REQUIRED TASK | Reproduce the entries verbatim, starting from the first line and continuing through the line containing "- promo-card-inbox[interactable]: VICE", with both ends included.

DATA FOR PROCESSING |
╔══
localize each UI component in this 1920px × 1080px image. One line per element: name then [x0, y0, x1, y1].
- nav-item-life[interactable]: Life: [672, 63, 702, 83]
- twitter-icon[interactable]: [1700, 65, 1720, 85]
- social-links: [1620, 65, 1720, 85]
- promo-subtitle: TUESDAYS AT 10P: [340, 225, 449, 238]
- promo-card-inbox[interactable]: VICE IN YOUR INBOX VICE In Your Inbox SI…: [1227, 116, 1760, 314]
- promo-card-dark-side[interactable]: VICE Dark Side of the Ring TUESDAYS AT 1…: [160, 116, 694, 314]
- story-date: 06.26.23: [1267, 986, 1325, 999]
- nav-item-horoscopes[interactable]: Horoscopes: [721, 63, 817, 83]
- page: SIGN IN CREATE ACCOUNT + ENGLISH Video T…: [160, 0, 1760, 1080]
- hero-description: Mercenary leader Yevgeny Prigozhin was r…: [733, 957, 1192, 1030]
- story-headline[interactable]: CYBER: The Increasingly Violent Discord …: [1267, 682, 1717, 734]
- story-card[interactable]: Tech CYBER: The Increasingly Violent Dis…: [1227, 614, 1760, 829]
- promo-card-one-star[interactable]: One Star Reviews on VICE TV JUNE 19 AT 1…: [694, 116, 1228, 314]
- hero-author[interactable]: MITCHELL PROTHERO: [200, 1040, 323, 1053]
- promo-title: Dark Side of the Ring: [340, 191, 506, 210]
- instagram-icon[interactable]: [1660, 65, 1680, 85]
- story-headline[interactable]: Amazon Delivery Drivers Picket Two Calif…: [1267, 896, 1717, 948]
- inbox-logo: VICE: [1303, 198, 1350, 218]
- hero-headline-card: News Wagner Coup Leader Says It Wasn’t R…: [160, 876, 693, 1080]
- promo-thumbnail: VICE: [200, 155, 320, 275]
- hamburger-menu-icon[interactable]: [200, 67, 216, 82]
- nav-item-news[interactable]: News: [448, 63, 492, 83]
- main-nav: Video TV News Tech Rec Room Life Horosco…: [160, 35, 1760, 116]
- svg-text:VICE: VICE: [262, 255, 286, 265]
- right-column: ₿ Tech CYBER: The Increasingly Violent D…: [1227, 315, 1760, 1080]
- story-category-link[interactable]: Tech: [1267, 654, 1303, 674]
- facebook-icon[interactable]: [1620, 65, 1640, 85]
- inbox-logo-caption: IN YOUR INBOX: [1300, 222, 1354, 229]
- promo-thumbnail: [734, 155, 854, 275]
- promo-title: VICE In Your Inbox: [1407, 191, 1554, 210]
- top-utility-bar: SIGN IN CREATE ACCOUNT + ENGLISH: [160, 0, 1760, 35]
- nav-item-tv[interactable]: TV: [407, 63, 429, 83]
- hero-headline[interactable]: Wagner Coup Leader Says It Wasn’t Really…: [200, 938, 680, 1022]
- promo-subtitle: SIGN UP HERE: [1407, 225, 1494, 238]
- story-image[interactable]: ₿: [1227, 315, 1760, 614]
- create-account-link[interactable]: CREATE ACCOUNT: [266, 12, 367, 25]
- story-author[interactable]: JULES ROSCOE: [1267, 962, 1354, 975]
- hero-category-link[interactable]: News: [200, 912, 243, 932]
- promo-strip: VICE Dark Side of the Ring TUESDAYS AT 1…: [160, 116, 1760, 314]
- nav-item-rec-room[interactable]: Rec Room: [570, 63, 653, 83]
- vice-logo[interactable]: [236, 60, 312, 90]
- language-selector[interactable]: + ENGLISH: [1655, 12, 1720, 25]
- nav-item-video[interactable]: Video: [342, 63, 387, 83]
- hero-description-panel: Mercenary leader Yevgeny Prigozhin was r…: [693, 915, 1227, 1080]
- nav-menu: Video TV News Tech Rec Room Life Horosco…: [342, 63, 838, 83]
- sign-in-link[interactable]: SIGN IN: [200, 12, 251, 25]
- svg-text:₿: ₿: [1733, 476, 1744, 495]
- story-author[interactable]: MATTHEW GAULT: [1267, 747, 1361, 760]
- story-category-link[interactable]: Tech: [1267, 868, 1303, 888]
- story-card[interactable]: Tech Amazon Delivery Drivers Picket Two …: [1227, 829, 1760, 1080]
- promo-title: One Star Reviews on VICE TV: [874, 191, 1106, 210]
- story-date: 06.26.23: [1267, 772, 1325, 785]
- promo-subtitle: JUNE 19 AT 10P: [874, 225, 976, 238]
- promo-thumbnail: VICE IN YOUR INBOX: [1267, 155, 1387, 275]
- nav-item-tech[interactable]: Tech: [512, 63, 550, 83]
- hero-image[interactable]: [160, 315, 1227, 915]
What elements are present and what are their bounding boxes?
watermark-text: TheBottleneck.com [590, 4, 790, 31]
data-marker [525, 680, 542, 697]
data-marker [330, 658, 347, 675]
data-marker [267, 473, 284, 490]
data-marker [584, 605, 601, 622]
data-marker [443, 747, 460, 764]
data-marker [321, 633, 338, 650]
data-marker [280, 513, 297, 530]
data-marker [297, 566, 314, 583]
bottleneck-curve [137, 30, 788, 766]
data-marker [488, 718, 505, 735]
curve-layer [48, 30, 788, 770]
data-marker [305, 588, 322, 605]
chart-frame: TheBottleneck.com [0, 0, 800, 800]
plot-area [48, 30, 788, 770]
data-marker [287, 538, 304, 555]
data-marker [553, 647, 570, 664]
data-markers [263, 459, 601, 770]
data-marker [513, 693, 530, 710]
╚══
WRITTEN REPLY |
localize each UI component in this 1920px × 1080px image. One line per element: name then [x0, y0, x1, y1].
- nav-item-life[interactable]: Life: [672, 63, 702, 83]
- twitter-icon[interactable]: [1700, 65, 1720, 85]
- social-links: [1620, 65, 1720, 85]
- promo-subtitle: TUESDAYS AT 10P: [340, 225, 449, 238]
- promo-card-inbox[interactable]: VICE IN YOUR INBOX VICE In Your Inbox SI…: [1227, 116, 1760, 314]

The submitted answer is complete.